▶ **Extrait à lire**
__________
Contexte électoral fort, à plus ou moins brève échéance, dans les pays où nous intervenons. Une des élections les plus suivies a été l'élection présidentielle en Haïti. Prévue pour le 7 février elle a finalement été repoussée et un gouvernement provisoire a été nommé, en attendant l'organisation d'un nouveau scrutin. La société civile haïtienne avait dénoncé un profond mépris de la communauté internationale envers Haïti.

En Bolivie, les électeurs ont été appelés le 21 février à voter sur une modification de la Constitution qui aurait permis au président socialiste Evo Morales de postuler en 2019 pour un quatrième mandat. Une modification qui a été refusée par les Boliviens.

Au Pérou, l’élection pour la présidence et le congrès auront lieu le 10 avril, la fille de l’ancien dictateur Alberto Fujimori est en tête des sondages.
__________
▶ **Informations**

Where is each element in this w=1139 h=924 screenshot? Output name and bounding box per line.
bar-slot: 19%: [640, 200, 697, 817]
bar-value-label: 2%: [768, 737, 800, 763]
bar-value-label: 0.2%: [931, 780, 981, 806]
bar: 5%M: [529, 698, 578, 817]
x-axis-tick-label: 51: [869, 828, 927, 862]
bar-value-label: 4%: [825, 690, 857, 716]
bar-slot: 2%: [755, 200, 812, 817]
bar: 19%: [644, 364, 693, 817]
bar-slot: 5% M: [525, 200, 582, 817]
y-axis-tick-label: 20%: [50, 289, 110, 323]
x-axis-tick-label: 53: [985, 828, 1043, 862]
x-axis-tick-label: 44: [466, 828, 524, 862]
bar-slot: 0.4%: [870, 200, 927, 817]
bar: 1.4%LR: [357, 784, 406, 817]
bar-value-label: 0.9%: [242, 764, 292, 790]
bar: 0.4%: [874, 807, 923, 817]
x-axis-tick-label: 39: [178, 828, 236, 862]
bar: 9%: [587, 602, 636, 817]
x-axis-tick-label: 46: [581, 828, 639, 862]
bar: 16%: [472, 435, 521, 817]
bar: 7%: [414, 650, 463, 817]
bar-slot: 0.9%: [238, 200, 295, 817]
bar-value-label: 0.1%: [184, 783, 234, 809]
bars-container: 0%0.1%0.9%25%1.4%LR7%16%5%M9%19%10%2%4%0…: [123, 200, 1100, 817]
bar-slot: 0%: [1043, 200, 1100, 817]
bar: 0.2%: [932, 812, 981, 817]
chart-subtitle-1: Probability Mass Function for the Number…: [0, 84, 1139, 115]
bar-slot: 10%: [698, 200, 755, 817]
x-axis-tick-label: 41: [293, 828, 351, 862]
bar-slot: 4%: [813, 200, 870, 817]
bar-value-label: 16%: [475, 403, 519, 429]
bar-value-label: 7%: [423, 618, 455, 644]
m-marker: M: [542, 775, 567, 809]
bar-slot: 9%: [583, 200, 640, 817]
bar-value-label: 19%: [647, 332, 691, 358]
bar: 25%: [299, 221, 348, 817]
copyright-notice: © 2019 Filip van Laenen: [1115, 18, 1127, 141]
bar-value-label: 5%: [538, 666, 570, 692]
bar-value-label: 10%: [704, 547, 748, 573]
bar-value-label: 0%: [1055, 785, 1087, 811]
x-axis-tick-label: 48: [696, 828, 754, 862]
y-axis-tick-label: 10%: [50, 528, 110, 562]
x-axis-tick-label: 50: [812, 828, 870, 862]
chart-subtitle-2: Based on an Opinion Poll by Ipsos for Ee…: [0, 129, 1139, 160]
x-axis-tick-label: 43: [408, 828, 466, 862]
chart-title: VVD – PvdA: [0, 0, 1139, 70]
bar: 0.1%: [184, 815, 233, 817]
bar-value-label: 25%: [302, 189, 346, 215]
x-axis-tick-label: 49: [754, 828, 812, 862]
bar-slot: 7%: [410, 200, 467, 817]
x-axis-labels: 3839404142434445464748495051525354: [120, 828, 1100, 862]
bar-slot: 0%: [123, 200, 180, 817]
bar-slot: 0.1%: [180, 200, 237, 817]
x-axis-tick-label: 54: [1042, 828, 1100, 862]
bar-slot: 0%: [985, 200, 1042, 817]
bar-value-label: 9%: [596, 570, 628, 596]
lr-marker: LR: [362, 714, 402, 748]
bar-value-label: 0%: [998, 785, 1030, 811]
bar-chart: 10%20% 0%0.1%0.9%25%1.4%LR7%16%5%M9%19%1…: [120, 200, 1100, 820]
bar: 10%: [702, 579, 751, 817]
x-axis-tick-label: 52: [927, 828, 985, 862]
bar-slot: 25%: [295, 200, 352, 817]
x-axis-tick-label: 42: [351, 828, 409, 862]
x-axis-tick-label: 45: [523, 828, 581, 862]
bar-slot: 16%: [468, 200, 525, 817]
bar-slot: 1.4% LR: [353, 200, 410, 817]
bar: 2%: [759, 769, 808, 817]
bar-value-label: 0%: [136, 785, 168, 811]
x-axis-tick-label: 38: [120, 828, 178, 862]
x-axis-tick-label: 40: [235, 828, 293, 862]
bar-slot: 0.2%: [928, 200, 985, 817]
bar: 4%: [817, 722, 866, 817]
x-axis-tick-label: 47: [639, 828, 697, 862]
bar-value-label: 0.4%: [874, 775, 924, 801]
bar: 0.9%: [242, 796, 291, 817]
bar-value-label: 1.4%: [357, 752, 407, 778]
__________
▶ **Consigne**
Citez en entier et mot pour mot l'extrait ci-dessus sur les élections en Haïti, en Bolivie et au Pérou.

▶ **Réponse**
Contexte électoral fort, à plus ou moins brève échéance, dans les pays où nous intervenons. Une des élections les plus suivies a été l'élection présidentielle en Haïti. Prévue pour le 7 février elle a finalement été repoussée et un gouvernement provisoire a été nommé, en attendant l'organisation d'un nouveau scrutin. La société civile haïtienne avait dénoncé un profond mépris de la communauté internationale envers Haïti.

En Bolivie, les électeurs ont été appelés le 21 février à voter sur une modification de la Constitution qui aurait permis au président socialiste Evo Morales de postuler en 2019 pour un quatrième mandat. Une modification qui a été refusée par les Boliviens.

Au Pérou, l’élection pour la présidence et le congrès auront lieu le 10 avril, la fille de l’ancien dictateur Alberto Fujimori est en tête des sondages.